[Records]
.....

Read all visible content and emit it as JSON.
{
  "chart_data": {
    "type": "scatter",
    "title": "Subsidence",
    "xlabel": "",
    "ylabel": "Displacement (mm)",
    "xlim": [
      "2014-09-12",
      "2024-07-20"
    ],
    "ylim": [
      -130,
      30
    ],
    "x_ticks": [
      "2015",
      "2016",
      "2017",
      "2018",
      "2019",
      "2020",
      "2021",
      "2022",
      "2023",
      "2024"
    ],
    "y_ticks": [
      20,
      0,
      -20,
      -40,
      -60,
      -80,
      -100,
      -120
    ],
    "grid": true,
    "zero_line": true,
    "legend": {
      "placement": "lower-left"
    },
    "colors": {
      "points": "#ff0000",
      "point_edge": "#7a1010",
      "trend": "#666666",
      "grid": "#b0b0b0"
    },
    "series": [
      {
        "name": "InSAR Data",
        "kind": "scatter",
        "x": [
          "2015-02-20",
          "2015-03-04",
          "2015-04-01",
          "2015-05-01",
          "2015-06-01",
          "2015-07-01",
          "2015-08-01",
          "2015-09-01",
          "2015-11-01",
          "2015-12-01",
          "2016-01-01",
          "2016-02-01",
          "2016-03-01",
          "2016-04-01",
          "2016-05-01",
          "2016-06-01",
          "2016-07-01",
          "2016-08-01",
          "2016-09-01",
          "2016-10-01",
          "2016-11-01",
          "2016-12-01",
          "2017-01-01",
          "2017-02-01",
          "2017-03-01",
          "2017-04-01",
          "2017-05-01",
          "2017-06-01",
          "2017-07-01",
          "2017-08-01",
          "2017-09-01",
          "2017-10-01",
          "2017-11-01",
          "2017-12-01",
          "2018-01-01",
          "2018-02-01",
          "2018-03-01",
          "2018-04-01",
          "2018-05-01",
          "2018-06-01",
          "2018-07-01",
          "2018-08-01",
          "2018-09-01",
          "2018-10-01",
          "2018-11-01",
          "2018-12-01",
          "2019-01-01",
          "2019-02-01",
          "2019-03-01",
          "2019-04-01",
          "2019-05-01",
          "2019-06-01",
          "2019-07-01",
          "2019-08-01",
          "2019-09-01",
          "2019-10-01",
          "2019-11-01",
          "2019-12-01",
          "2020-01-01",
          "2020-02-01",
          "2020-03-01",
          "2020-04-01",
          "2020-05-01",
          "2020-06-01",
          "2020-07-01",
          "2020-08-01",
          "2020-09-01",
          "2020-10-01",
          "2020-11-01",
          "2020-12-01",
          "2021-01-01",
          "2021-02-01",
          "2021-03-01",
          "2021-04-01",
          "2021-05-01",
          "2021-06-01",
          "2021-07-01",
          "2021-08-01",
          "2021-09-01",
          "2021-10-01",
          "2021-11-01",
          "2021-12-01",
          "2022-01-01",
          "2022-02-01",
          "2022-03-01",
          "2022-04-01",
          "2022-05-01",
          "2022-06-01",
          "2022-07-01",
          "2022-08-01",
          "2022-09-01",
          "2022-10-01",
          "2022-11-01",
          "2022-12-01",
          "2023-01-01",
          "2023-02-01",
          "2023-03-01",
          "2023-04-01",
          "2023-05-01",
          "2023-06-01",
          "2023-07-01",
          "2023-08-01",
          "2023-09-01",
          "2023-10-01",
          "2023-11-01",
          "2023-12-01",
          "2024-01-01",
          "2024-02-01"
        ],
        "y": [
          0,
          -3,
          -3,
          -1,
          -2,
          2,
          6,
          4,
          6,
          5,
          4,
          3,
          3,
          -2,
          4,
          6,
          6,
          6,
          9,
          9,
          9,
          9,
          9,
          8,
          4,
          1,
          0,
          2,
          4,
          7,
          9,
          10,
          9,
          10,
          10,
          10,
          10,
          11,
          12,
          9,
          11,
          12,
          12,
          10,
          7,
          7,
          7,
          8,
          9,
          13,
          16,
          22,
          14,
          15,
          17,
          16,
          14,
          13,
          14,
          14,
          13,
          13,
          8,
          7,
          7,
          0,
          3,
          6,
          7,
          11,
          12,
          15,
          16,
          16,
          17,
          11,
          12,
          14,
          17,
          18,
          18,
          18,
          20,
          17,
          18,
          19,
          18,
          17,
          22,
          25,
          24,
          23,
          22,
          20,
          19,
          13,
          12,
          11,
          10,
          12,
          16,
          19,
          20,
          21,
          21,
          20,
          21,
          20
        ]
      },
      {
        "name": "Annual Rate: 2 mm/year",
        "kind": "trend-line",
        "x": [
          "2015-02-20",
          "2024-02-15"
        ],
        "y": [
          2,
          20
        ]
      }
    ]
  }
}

.....

§ **SET EXERCISE**: Extract the data in full. Keep it word for word.

§ **SOLUTION BELOW**:
Read all visible content and emit it as JSON.
{
  "chart_data": {
    "type": "scatter",
    "title": "Subsidence",
    "xlabel": "",
    "ylabel": "Displacement (mm)",
    "xlim": [
      "2014-09-12",
      "2024-07-20"
    ],
    "ylim": [
      -130,
      30
    ],
    "x_ticks": [
      "2015",
      "2016",
      "2017",
      "2018",
      "2019",
      "2020",
      "2021",
      "2022",
      "2023",
      "2024"
    ],
    "y_ticks": [
      20,
      0,
      -20,
      -40,
      -60,
      -80,
      -100,
      -120
    ],
    "grid": true,
    "zero_line": true,
    "legend": {
      "placement": "lower-left"
    },
    "colors": {
      "points": "#ff0000",
      "point_edge": "#7a1010",
      "trend": "#666666",
      "grid": "#b0b0b0"
    },
    "series": [
      {
        "name": "InSAR Data",
        "kind": "scatter",
        "x": [
          "2015-02-20",
          "2015-03-04",
          "2015-04-01",
          "2015-05-01",
          "2015-06-01",
          "2015-07-01",
          "2015-08-01",
          "2015-09-01",
          "2015-11-01",
          "2015-12-01",
          "2016-01-01",
          "2016-02-01",
          "2016-03-01",
          "2016-04-01",
          "2016-05-01",
          "2016-06-01",
          "2016-07-01",
          "2016-08-01",
          "2016-09-01",
          "2016-10-01",
          "2016-11-01",
          "2016-12-01",
          "2017-01-01",
          "2017-02-01",
          "2017-03-01",
          "2017-04-01",
          "2017-05-01",
          "2017-06-01",
          "2017-07-01",
          "2017-08-01",
          "2017-09-01",
          "2017-10-01",
          "2017-11-01",
          "2017-12-01",
          "2018-01-01",
          "2018-02-01",
          "2018-03-01",
          "2018-04-01",
          "2018-05-01",
          "2018-06-01",
          "2018-07-01",
          "2018-08-01",
          "2018-09-01",
          "2018-10-01",
          "2018-11-01",
          "2018-12-01",
          "2019-01-01",
          "2019-02-01",
          "2019-03-01",
          "2019-04-01",
          "2019-05-01",
          "2019-06-01",
          "2019-07-01",
          "2019-08-01",
          "2019-09-01",
          "2019-10-01",
          "2019-11-01",
          "2019-12-01",
          "2020-01-01",
          "2020-02-01",
          "2020-03-01",
          "2020-04-01",
          "2020-05-01",
          "2020-06-01",
          "2020-07-01",
          "2020-08-01",
          "2020-09-01",
          "2020-10-01",
          "2020-11-01",
          "2020-12-01",
          "2021-01-01",
          "2021-02-01",
          "2021-03-01",
          "2021-04-01",
          "2021-05-01",
          "2021-06-01",
          "2021-07-01",
          "2021-08-01",
          "2021-09-01",
          "2021-10-01",
          "2021-11-01",
          "2021-12-01",
          "2022-01-01",
          "2022-02-01",
          "2022-03-01",
          "2022-04-01",
          "2022-05-01",
          "2022-06-01",
          "2022-07-01",
          "2022-08-01",
          "2022-09-01",
          "2022-10-01",
          "2022-11-01",
          "2022-12-01",
          "2023-01-01",
          "2023-02-01",
          "2023-03-01",
          "2023-04-01",
          "2023-05-01",
          "2023-06-01",
          "2023-07-01",
          "2023-08-01",
          "2023-09-01",
          "2023-10-01",
          "2023-11-01",
          "2023-12-01",
          "2024-01-01",
          "2024-02-01"
        ],
        "y": [
          0,
          -3,
          -3,
          -1,
          -2,
          2,
          6,
          4,
          6,
          5,
          4,
          3,
          3,
          -2,
          4,
          6,
          6,
          6,
          9,
          9,
          9,
          9,
          9,
          8,
          4,
          1,
          0,
          2,
          4,
          7,
          9,
          10,
          9,
          10,
          10,
          10,
          10,
          11,
          12,
          9,
          11,
          12,
          12,
          10,
          7,
          7,
          7,
          8,
          9,
          13,
          16,
          22,
          14,
          15,
          17,
          16,
          14,
          13,
          14,
          14,
          13,
          13,
          8,
          7,
          7,
          0,
          3,
          6,
          7,
          11,
          12,
          15,
          16,
          16,
          17,
          11,
          12,
          14,
          17,
          18,
          18,
          18,
          20,
          17,
          18,
          19,
          18,
          17,
          22,
          25,
          24,
          23,
          22,
          20,
          19,
          13,
          12,
          11,
          10,
          12,
          16,
          19,
          20,
          21,
          21,
          20,
          21,
          20
        ]
      },
      {
        "name": "Annual Rate: 2 mm/year",
        "kind": "trend-line",
        "x": [
          "2015-02-20",
          "2024-02-15"
        ],
        "y": [
          2,
          20
        ]
      }
    ]
  }
}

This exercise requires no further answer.